# Start of Source text

Abstract

http://ssrn.com/abstract=2161238
 


 



Measuring the Shadow Economy: Endogenous Switching Regression with Unobserved Separation


Tomas Lichard


Charles University in Prague - CERGE-EI (Center for Economic Research and Graduate Education - Economics Institute)

Jan Hanousek


CERGE-EI (Center for Economic Research and Graduate Education - Economics Institute)

Randall K. Filer


City University of New York, CUNY Hunter College - Department of Economics; Charles University in Prague - CERGE-EI (Center for Economic Research and Graduate Education - Economics Institute); University of Michigan at Ann Arbor - The William Davidson Institute; CESifo (Center for Economic Studies and Ifo Institute)

# End of Source text
# Start of Collected data

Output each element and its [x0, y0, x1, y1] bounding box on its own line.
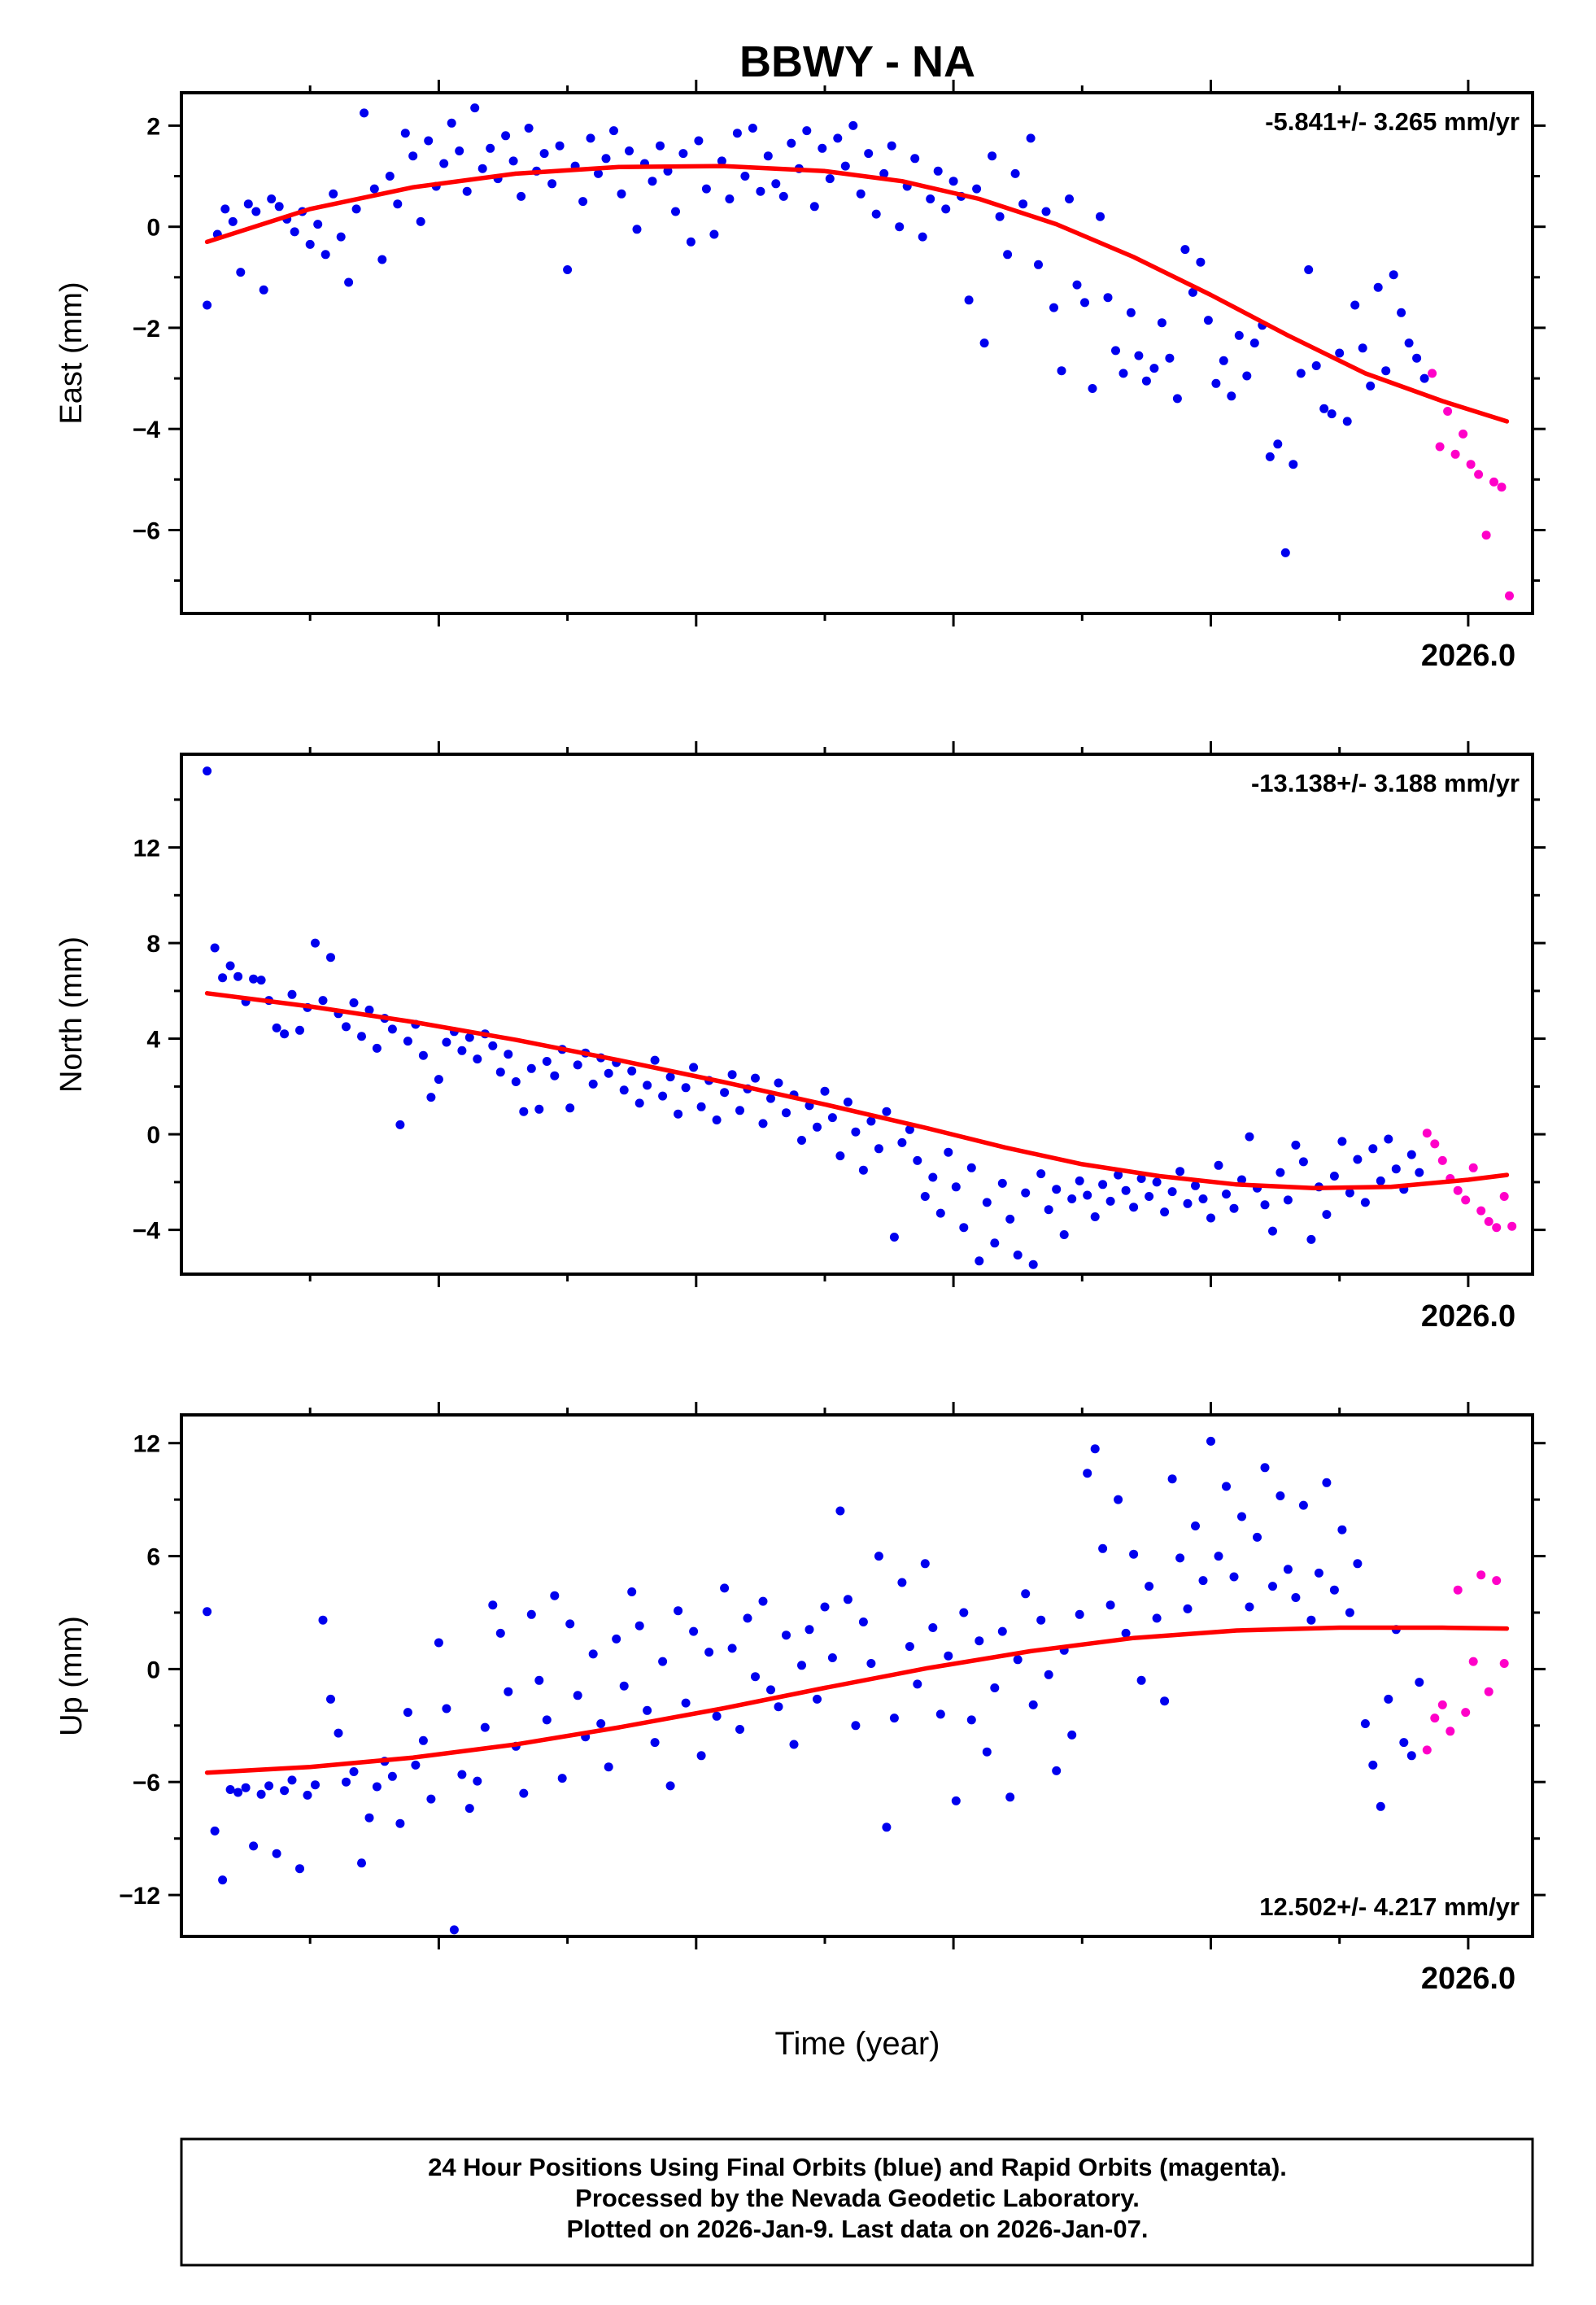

# End of Collected data

Instructions:
1. Reproduce the part of the shadow economy paper listing starting at "Jan Hanousek" and ending at "and Ifo Institute)".
2. In the shadow economy paper listing, what affiliation is given for Jan Hanousek?
The lines have no connection to the shadow economy paper listing.

Results for the exercise:
1.
Jan Hanousek


CERGE-EI (Center for Economic Research and Graduate Education - Economics Institute)

Randall K. Filer


City University of New York, CUNY Hunter College - Department of Economics; Charles University in Prague - CERGE-EI (Center for Economic Research and Graduate Education - Economics Institute); University of Michigan at Ann Arbor - The William Davidson Institute; CESifo (Center for Economic Studies and Ifo Institute)

2. CERGE-EI (Center for Economic Research and Graduate Education - Economics Institute)